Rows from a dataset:
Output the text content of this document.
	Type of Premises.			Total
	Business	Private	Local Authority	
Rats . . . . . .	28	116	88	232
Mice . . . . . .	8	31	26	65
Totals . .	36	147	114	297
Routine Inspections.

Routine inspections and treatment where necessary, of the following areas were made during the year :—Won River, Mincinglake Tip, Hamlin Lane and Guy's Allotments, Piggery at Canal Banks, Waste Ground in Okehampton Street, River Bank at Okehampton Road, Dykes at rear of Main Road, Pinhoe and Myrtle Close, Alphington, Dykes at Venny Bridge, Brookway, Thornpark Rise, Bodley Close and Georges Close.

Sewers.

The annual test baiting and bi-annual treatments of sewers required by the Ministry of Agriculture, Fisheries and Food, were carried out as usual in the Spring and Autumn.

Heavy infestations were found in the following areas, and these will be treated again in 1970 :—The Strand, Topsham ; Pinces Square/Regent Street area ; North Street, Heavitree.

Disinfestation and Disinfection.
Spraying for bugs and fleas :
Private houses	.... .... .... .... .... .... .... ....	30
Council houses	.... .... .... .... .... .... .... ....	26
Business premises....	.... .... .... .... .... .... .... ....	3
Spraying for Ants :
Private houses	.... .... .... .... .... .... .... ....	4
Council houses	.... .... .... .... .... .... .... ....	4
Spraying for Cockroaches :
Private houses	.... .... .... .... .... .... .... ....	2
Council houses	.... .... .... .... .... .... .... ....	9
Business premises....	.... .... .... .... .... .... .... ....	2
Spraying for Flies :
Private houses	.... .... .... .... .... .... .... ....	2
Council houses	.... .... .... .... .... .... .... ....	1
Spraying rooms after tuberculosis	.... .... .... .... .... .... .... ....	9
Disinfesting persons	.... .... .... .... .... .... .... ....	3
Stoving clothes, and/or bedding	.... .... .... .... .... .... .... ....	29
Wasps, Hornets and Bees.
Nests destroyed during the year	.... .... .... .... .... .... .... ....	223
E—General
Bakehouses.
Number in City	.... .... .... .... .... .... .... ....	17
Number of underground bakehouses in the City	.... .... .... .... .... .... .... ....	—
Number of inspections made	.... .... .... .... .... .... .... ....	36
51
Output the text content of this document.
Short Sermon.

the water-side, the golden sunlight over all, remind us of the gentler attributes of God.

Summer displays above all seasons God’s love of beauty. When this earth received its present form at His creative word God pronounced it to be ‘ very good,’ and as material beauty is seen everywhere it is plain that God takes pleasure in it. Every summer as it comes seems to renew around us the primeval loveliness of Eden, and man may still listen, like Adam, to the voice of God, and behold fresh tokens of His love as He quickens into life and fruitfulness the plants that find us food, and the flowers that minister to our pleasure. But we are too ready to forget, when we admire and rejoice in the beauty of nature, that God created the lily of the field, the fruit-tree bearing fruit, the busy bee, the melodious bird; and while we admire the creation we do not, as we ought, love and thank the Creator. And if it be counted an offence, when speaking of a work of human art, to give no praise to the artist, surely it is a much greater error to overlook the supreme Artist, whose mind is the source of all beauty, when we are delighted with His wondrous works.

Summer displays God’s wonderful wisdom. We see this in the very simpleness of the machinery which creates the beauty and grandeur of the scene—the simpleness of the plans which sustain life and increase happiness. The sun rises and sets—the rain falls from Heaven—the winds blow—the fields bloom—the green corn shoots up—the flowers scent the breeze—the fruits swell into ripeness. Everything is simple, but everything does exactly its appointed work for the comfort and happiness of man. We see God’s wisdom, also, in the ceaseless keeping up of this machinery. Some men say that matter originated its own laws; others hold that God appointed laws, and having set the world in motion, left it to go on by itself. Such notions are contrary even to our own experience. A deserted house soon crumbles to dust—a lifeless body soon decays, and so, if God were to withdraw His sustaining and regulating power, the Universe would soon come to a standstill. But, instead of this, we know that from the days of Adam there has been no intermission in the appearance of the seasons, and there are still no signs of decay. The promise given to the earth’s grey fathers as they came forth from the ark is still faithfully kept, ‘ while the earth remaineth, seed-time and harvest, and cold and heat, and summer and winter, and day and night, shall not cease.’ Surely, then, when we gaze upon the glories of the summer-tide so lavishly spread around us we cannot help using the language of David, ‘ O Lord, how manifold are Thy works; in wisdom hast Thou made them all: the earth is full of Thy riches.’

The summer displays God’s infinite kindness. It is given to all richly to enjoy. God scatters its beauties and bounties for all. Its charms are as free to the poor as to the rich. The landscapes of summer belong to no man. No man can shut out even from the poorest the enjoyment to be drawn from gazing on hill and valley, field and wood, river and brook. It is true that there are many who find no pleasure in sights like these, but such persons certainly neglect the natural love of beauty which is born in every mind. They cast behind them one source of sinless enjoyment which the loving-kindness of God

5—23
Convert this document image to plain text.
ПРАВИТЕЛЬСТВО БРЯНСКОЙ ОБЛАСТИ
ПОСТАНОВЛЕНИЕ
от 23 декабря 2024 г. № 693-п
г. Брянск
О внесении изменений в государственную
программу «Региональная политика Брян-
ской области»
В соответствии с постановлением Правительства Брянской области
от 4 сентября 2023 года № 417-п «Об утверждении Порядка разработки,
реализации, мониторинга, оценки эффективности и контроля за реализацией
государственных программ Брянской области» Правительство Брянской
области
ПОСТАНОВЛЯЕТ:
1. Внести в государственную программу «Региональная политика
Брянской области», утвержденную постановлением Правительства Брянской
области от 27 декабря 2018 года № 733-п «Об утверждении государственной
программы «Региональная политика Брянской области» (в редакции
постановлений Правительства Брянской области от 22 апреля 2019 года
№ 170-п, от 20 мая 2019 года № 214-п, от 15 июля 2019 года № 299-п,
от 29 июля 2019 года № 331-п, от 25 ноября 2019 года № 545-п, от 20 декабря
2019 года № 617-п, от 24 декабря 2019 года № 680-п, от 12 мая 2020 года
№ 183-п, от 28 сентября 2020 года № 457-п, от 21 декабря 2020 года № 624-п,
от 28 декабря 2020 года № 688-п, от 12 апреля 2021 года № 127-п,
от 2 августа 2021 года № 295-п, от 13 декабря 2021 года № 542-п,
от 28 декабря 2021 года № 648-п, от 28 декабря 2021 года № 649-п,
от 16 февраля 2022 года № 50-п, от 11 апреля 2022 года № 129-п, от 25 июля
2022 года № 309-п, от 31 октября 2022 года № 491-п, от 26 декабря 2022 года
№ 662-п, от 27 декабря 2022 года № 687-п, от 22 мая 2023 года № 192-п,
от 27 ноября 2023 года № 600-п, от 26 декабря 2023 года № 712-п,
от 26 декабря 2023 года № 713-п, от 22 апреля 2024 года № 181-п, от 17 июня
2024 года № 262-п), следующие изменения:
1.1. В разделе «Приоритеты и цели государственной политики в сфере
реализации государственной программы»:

Short problem:
Where does the word "утверждении" appear in the listing? List each line that holds it.

Worked solution:
от 4 сентября 2023 года № 417-п «Об утверждении Порядка разработки,
области от 27 декабря 2018 года № 733-п «Об утверждении государственной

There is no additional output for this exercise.